Only the number is wanted: how many lines of the data contain "Average"?

****************

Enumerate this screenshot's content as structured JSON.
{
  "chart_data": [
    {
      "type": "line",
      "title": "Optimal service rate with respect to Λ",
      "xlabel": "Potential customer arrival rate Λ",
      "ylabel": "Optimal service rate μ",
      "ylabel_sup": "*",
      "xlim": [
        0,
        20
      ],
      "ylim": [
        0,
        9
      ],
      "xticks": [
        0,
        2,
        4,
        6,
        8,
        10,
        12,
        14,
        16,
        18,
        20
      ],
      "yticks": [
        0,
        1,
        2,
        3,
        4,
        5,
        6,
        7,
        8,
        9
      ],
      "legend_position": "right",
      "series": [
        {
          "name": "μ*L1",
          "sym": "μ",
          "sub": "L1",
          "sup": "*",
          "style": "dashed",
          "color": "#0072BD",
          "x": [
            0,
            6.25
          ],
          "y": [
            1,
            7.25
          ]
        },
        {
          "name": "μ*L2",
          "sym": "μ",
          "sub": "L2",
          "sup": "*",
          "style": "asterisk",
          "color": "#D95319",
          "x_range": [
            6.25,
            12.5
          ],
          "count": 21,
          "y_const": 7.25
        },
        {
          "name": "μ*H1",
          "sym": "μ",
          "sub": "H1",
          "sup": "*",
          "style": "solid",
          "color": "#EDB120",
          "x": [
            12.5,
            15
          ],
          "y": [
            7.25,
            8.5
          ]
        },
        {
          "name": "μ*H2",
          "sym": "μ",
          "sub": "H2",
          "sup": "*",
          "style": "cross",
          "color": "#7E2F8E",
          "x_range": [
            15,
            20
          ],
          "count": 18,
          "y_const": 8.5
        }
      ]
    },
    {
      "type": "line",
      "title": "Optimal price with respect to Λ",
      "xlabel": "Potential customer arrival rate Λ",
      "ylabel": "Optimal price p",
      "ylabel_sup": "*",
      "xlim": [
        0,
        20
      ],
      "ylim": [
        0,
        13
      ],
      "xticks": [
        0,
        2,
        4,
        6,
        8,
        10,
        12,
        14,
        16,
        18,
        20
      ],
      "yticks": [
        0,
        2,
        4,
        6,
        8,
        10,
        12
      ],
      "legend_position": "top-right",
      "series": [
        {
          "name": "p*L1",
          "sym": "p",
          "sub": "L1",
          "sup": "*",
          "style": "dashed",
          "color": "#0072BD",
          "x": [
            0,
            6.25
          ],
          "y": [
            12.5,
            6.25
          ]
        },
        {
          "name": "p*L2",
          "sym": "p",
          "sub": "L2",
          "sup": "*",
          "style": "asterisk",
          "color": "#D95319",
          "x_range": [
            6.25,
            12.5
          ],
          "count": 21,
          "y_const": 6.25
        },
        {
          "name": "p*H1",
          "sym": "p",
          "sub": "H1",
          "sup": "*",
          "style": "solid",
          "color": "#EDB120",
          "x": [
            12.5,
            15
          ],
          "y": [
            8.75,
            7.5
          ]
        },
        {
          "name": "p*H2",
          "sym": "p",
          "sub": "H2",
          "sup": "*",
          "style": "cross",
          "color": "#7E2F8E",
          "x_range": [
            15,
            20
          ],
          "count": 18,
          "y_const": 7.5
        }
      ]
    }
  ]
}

****************

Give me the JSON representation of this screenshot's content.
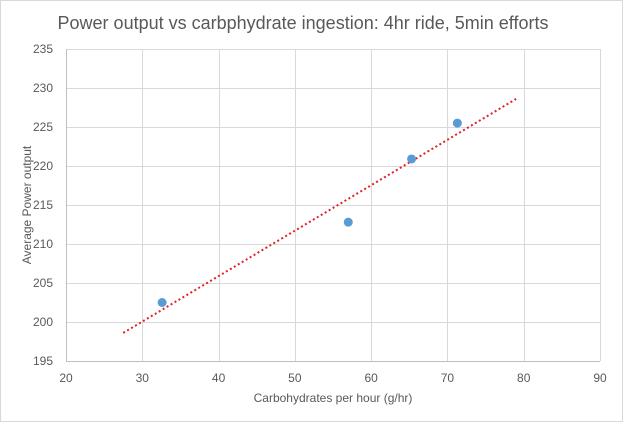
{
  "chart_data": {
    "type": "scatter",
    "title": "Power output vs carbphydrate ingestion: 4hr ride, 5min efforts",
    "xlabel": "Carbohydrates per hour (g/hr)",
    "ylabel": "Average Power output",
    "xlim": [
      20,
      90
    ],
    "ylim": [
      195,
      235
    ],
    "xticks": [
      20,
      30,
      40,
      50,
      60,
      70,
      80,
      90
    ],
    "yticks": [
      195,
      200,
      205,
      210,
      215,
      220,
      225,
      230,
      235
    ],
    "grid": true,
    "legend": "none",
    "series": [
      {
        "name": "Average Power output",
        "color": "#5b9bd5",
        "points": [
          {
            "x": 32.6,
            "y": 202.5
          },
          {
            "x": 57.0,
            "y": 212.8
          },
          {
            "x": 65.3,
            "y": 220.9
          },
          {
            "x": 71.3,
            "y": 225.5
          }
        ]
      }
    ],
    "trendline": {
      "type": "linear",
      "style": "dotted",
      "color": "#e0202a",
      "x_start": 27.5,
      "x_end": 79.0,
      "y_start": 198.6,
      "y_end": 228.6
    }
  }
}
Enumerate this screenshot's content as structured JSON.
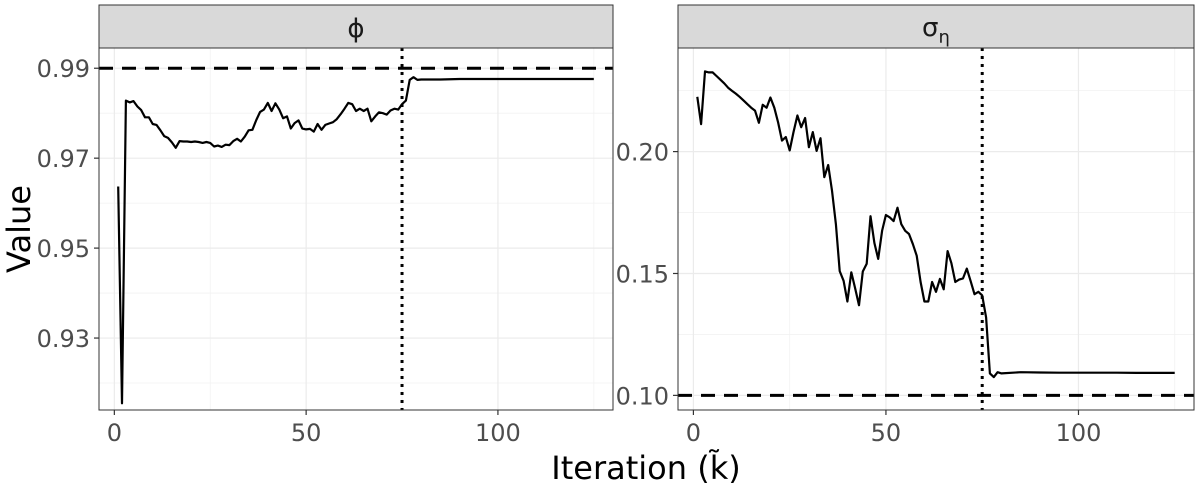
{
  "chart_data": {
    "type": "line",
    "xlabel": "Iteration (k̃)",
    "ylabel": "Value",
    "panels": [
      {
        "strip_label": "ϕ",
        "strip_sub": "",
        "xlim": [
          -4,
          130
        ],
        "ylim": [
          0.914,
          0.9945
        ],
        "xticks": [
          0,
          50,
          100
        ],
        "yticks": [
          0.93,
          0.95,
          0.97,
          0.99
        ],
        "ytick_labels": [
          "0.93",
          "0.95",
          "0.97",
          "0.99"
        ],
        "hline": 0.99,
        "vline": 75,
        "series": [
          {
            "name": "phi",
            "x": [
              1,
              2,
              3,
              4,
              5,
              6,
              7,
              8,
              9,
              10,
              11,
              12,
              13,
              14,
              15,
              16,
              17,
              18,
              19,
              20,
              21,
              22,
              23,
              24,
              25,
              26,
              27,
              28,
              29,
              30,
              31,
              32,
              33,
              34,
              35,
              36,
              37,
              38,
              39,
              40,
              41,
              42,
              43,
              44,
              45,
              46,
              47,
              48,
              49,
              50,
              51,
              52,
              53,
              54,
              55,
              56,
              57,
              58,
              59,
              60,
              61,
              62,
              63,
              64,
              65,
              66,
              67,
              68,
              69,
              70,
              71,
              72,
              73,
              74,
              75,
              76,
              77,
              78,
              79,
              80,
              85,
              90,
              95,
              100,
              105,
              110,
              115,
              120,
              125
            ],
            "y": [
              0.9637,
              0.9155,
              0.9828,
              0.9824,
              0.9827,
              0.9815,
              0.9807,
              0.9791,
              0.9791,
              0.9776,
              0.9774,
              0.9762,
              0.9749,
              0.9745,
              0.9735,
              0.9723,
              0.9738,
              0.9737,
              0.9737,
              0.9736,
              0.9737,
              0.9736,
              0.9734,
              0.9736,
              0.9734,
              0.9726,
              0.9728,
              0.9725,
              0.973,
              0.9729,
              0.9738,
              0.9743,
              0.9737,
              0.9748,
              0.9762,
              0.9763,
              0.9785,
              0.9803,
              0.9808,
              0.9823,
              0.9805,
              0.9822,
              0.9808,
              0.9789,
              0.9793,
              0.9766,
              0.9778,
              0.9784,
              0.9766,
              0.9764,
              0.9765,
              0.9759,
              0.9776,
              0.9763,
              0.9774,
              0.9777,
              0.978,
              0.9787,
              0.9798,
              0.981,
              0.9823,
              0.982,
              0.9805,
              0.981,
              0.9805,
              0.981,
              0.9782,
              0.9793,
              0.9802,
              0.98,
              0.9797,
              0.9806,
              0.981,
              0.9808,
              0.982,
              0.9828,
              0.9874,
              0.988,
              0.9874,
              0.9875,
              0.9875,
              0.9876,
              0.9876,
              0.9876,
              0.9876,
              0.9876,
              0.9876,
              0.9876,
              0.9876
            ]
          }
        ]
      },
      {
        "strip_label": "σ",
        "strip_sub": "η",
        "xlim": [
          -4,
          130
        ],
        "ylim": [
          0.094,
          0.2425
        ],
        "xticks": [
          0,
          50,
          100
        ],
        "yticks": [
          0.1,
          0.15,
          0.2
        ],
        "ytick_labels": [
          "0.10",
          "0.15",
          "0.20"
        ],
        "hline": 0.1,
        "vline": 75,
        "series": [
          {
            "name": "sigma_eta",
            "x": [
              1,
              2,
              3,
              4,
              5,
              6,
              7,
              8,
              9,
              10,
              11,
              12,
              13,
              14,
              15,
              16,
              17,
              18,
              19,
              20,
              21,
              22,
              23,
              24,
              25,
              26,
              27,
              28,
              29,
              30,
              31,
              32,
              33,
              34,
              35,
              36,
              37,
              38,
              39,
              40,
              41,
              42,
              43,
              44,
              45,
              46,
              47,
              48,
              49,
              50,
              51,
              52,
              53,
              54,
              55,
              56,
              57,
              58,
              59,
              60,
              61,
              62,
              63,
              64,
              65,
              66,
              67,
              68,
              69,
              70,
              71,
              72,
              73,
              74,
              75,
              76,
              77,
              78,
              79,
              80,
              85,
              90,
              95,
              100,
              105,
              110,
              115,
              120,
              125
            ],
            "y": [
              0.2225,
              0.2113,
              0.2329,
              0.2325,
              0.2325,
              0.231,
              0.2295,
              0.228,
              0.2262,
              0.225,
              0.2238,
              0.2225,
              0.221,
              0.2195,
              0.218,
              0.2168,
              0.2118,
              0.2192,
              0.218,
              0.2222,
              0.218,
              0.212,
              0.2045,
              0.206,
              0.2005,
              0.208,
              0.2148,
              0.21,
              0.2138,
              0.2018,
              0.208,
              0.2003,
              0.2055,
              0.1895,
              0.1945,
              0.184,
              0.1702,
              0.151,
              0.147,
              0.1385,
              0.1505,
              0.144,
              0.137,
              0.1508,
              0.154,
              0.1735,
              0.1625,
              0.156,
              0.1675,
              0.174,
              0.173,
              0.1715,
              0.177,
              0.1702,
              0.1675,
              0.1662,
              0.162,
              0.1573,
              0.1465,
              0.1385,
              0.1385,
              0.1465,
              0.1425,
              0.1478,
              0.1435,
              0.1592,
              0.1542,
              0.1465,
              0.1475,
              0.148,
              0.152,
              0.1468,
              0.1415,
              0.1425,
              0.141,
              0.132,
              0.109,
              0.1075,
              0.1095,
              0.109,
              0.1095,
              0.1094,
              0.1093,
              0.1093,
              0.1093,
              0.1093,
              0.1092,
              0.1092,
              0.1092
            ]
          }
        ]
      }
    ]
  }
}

****************

# [RESULT OF THIS EXERCISE]
2